**Stated goal**
Go through the data below and copy it exactly, skipping every picture.

━━━━━━━━━━━━━━━━━━━━

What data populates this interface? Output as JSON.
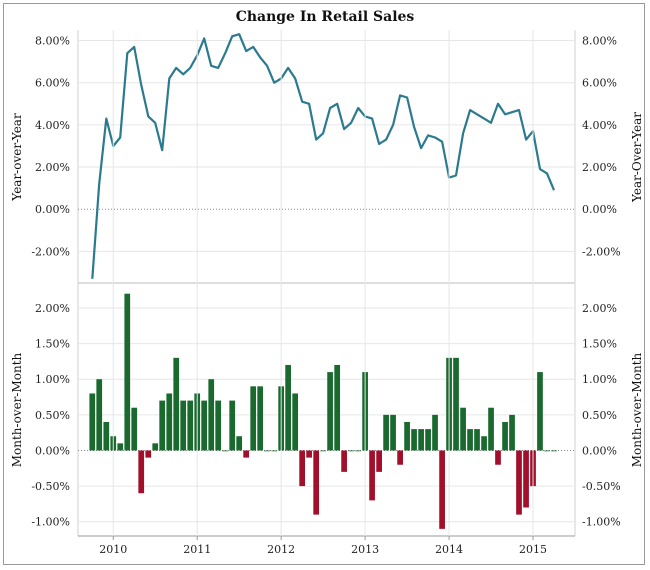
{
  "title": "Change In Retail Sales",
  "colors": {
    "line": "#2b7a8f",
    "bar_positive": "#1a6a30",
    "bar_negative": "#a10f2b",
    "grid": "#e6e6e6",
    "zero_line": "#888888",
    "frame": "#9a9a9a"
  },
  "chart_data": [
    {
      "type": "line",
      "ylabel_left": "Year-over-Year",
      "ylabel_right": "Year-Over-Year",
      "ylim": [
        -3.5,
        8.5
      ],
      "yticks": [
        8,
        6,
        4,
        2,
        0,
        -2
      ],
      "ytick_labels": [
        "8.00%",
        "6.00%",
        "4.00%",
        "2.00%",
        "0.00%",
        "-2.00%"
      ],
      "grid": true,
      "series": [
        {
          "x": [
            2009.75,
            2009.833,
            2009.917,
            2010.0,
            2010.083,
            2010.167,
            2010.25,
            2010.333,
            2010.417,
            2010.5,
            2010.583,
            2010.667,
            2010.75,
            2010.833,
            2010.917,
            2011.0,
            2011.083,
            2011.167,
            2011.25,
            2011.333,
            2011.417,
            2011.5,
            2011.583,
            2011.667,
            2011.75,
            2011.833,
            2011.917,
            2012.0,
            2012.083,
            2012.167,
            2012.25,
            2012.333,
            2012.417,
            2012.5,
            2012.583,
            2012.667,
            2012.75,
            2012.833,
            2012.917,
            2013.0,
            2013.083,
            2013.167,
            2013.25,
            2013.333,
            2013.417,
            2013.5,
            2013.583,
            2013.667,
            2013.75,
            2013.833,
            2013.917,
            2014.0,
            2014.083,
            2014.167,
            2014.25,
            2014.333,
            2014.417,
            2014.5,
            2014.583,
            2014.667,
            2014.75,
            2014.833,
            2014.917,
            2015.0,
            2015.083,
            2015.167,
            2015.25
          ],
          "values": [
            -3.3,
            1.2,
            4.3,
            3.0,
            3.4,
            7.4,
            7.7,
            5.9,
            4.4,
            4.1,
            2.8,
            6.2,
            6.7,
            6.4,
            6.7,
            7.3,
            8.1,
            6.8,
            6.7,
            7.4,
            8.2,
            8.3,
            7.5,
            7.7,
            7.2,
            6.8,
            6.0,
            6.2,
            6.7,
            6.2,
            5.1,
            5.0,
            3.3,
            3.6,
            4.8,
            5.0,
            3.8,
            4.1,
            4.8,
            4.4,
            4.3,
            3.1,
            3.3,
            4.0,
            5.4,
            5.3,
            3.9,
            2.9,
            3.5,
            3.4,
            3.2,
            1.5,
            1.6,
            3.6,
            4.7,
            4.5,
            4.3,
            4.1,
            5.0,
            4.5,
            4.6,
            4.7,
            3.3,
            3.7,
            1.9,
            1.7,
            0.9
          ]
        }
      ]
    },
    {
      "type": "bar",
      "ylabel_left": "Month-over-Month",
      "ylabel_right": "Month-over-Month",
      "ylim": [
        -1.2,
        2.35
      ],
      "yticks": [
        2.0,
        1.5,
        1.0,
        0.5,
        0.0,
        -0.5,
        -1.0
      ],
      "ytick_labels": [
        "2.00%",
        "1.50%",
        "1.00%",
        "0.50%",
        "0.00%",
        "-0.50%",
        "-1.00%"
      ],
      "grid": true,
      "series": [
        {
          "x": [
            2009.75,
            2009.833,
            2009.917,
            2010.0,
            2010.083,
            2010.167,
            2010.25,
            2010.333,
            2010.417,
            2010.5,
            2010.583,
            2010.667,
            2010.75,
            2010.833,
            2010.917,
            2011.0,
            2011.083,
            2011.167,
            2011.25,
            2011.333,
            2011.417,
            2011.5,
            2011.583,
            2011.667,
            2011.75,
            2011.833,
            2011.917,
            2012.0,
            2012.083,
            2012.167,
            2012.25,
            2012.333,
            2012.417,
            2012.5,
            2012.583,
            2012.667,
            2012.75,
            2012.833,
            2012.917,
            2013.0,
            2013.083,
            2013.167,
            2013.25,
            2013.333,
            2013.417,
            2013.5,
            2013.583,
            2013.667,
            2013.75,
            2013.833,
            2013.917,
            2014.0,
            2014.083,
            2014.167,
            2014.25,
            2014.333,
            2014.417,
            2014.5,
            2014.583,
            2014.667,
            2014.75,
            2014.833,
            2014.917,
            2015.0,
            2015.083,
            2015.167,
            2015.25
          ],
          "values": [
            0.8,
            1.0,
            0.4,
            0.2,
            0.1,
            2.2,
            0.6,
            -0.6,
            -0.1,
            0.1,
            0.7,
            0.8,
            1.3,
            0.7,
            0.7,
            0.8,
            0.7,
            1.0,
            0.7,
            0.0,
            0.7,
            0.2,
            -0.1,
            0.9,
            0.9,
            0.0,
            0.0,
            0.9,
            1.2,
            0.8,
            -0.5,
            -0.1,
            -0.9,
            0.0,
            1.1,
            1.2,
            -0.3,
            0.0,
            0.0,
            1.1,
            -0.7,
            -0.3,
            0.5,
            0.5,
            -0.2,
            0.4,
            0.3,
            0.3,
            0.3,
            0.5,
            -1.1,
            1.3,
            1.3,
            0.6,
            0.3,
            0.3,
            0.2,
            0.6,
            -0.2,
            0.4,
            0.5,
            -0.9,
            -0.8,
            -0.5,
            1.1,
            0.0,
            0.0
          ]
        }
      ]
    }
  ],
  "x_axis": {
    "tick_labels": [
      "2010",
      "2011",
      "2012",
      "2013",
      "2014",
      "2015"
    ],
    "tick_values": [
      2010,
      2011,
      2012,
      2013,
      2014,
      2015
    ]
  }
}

━━━━━━━━━━━━━━━━━━━━

**Result of this task**
What data populates this interface? Output as JSON.
{
  "title": "Change In Retail Sales",
  "colors": {
    "line": "#2b7a8f",
    "bar_positive": "#1a6a30",
    "bar_negative": "#a10f2b",
    "grid": "#e6e6e6",
    "zero_line": "#888888",
    "frame": "#9a9a9a"
  },
  "chart_data": [
    {
      "type": "line",
      "ylabel_left": "Year-over-Year",
      "ylabel_right": "Year-Over-Year",
      "ylim": [
        -3.5,
        8.5
      ],
      "yticks": [
        8,
        6,
        4,
        2,
        0,
        -2
      ],
      "ytick_labels": [
        "8.00%",
        "6.00%",
        "4.00%",
        "2.00%",
        "0.00%",
        "-2.00%"
      ],
      "grid": true,
      "series": [
        {
          "x": [
            2009.75,
            2009.833,
            2009.917,
            2010.0,
            2010.083,
            2010.167,
            2010.25,
            2010.333,
            2010.417,
            2010.5,
            2010.583,
            2010.667,
            2010.75,
            2010.833,
            2010.917,
            2011.0,
            2011.083,
            2011.167,
            2011.25,
            2011.333,
            2011.417,
            2011.5,
            2011.583,
            2011.667,
            2011.75,
            2011.833,
            2011.917,
            2012.0,
            2012.083,
            2012.167,
            2012.25,
            2012.333,
            2012.417,
            2012.5,
            2012.583,
            2012.667,
            2012.75,
            2012.833,
            2012.917,
            2013.0,
            2013.083,
            2013.167,
            2013.25,
            2013.333,
            2013.417,
            2013.5,
            2013.583,
            2013.667,
            2013.75,
            2013.833,
            2013.917,
            2014.0,
            2014.083,
            2014.167,
            2014.25,
            2014.333,
            2014.417,
            2014.5,
            2014.583,
            2014.667,
            2014.75,
            2014.833,
            2014.917,
            2015.0,
            2015.083,
            2015.167,
            2015.25
          ],
          "values": [
            -3.3,
            1.2,
            4.3,
            3.0,
            3.4,
            7.4,
            7.7,
            5.9,
            4.4,
            4.1,
            2.8,
            6.2,
            6.7,
            6.4,
            6.7,
            7.3,
            8.1,
            6.8,
            6.7,
            7.4,
            8.2,
            8.3,
            7.5,
            7.7,
            7.2,
            6.8,
            6.0,
            6.2,
            6.7,
            6.2,
            5.1,
            5.0,
            3.3,
            3.6,
            4.8,
            5.0,
            3.8,
            4.1,
            4.8,
            4.4,
            4.3,
            3.1,
            3.3,
            4.0,
            5.4,
            5.3,
            3.9,
            2.9,
            3.5,
            3.4,
            3.2,
            1.5,
            1.6,
            3.6,
            4.7,
            4.5,
            4.3,
            4.1,
            5.0,
            4.5,
            4.6,
            4.7,
            3.3,
            3.7,
            1.9,
            1.7,
            0.9
          ]
        }
      ]
    },
    {
      "type": "bar",
      "ylabel_left": "Month-over-Month",
      "ylabel_right": "Month-over-Month",
      "ylim": [
        -1.2,
        2.35
      ],
      "yticks": [
        2.0,
        1.5,
        1.0,
        0.5,
        0.0,
        -0.5,
        -1.0
      ],
      "ytick_labels": [
        "2.00%",
        "1.50%",
        "1.00%",
        "0.50%",
        "0.00%",
        "-0.50%",
        "-1.00%"
      ],
      "grid": true,
      "series": [
        {
          "x": [
            2009.75,
            2009.833,
            2009.917,
            2010.0,
            2010.083,
            2010.167,
            2010.25,
            2010.333,
            2010.417,
            2010.5,
            2010.583,
            2010.667,
            2010.75,
            2010.833,
            2010.917,
            2011.0,
            2011.083,
            2011.167,
            2011.25,
            2011.333,
            2011.417,
            2011.5,
            2011.583,
            2011.667,
            2011.75,
            2011.833,
            2011.917,
            2012.0,
            2012.083,
            2012.167,
            2012.25,
            2012.333,
            2012.417,
            2012.5,
            2012.583,
            2012.667,
            2012.75,
            2012.833,
            2012.917,
            2013.0,
            2013.083,
            2013.167,
            2013.25,
            2013.333,
            2013.417,
            2013.5,
            2013.583,
            2013.667,
            2013.75,
            2013.833,
            2013.917,
            2014.0,
            2014.083,
            2014.167,
            2014.25,
            2014.333,
            2014.417,
            2014.5,
            2014.583,
            2014.667,
            2014.75,
            2014.833,
            2014.917,
            2015.0,
            2015.083,
            2015.167,
            2015.25
          ],
          "values": [
            0.8,
            1.0,
            0.4,
            0.2,
            0.1,
            2.2,
            0.6,
            -0.6,
            -0.1,
            0.1,
            0.7,
            0.8,
            1.3,
            0.7,
            0.7,
            0.8,
            0.7,
            1.0,
            0.7,
            0.0,
            0.7,
            0.2,
            -0.1,
            0.9,
            0.9,
            0.0,
            0.0,
            0.9,
            1.2,
            0.8,
            -0.5,
            -0.1,
            -0.9,
            0.0,
            1.1,
            1.2,
            -0.3,
            0.0,
            0.0,
            1.1,
            -0.7,
            -0.3,
            0.5,
            0.5,
            -0.2,
            0.4,
            0.3,
            0.3,
            0.3,
            0.5,
            -1.1,
            1.3,
            1.3,
            0.6,
            0.3,
            0.3,
            0.2,
            0.6,
            -0.2,
            0.4,
            0.5,
            -0.9,
            -0.8,
            -0.5,
            1.1,
            0.0,
            0.0
          ]
        }
      ]
    }
  ],
  "x_axis": {
    "tick_labels": [
      "2010",
      "2011",
      "2012",
      "2013",
      "2014",
      "2015"
    ],
    "tick_values": [
      2010,
      2011,
      2012,
      2013,
      2014,
      2015
    ]
  }
}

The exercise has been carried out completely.